**Work to complete:** Every line holding the string "page" should be gathered.

Extracted data entries
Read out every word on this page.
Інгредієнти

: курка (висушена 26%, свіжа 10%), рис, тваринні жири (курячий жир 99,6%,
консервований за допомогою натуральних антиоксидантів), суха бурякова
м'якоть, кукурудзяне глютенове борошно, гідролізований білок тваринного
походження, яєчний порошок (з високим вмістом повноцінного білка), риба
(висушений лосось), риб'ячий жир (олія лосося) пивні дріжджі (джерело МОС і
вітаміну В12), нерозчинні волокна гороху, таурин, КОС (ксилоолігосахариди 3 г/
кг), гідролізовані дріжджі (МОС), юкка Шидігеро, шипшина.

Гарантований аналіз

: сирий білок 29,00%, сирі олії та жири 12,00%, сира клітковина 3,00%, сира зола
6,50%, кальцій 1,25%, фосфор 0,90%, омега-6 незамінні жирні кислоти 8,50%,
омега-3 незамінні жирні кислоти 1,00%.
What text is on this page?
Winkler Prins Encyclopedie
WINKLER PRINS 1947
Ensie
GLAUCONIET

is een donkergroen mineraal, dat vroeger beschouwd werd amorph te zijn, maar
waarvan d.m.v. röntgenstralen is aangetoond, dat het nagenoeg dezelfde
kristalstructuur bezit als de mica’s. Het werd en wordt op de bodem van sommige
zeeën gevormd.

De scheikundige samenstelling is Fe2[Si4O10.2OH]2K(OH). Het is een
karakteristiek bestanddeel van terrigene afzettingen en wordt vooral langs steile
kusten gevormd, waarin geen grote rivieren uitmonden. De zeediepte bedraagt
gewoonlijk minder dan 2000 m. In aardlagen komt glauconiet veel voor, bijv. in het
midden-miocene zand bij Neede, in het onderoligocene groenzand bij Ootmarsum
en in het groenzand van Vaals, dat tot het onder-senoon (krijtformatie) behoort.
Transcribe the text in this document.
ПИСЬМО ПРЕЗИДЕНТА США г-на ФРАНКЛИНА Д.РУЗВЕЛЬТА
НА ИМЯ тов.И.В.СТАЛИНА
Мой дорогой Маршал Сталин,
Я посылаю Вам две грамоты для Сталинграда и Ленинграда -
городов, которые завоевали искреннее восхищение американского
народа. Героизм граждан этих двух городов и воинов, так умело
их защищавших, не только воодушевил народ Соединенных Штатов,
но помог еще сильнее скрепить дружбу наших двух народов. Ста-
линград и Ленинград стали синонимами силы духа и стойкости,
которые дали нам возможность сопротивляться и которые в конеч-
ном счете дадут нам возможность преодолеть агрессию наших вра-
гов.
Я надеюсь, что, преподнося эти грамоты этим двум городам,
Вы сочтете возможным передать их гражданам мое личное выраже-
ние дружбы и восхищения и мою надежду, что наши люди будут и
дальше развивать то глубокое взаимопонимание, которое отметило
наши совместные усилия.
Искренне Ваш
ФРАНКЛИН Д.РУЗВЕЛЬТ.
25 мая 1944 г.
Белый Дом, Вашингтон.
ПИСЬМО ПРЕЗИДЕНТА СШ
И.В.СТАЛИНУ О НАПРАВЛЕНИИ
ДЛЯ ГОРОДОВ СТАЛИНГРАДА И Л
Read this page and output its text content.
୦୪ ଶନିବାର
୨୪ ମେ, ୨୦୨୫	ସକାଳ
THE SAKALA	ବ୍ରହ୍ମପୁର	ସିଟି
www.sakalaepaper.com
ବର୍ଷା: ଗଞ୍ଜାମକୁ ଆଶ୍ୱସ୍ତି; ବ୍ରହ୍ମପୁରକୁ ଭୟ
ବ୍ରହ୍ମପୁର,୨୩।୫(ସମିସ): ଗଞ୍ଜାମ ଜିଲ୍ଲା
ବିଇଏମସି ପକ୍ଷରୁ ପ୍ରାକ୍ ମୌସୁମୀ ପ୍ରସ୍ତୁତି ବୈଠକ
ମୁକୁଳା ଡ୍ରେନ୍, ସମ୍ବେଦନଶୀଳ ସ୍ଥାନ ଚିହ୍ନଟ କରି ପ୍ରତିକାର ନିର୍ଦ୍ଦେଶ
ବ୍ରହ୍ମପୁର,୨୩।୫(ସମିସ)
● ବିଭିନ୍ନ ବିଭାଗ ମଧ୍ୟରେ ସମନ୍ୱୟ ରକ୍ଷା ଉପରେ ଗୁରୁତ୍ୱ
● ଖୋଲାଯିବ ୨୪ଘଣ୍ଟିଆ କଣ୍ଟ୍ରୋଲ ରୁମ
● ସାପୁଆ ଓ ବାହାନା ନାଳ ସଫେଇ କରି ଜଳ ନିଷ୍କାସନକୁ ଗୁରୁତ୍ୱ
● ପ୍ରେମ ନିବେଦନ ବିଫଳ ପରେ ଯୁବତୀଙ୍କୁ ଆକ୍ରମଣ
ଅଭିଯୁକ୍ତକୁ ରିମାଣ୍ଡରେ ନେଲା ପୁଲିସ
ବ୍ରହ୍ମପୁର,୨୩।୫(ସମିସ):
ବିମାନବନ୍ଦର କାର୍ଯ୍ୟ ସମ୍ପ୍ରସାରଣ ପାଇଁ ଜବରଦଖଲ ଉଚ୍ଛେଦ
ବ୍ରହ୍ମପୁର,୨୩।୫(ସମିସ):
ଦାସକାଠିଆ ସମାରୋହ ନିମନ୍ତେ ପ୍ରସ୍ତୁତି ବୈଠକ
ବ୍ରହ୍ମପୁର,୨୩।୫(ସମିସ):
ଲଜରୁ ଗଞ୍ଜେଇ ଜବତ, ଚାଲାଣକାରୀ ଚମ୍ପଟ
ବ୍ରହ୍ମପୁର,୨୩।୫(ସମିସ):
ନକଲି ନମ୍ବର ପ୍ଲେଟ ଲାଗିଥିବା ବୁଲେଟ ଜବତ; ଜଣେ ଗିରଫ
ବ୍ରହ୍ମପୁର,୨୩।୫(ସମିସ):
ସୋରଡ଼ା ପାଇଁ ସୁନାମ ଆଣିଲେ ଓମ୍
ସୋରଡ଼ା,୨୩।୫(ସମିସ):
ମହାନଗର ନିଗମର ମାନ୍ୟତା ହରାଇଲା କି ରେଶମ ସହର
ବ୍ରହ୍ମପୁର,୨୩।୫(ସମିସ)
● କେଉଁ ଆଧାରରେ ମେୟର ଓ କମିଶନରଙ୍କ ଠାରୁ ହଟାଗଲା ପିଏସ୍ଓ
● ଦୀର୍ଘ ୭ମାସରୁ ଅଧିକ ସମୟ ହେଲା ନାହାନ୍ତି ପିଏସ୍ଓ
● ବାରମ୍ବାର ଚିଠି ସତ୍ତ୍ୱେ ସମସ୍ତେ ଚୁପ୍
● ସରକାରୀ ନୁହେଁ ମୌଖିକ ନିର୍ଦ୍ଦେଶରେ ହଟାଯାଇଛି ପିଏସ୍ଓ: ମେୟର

**Task response:**
Read out every word on this page.
What text is on this page?
Read this page and output its text content.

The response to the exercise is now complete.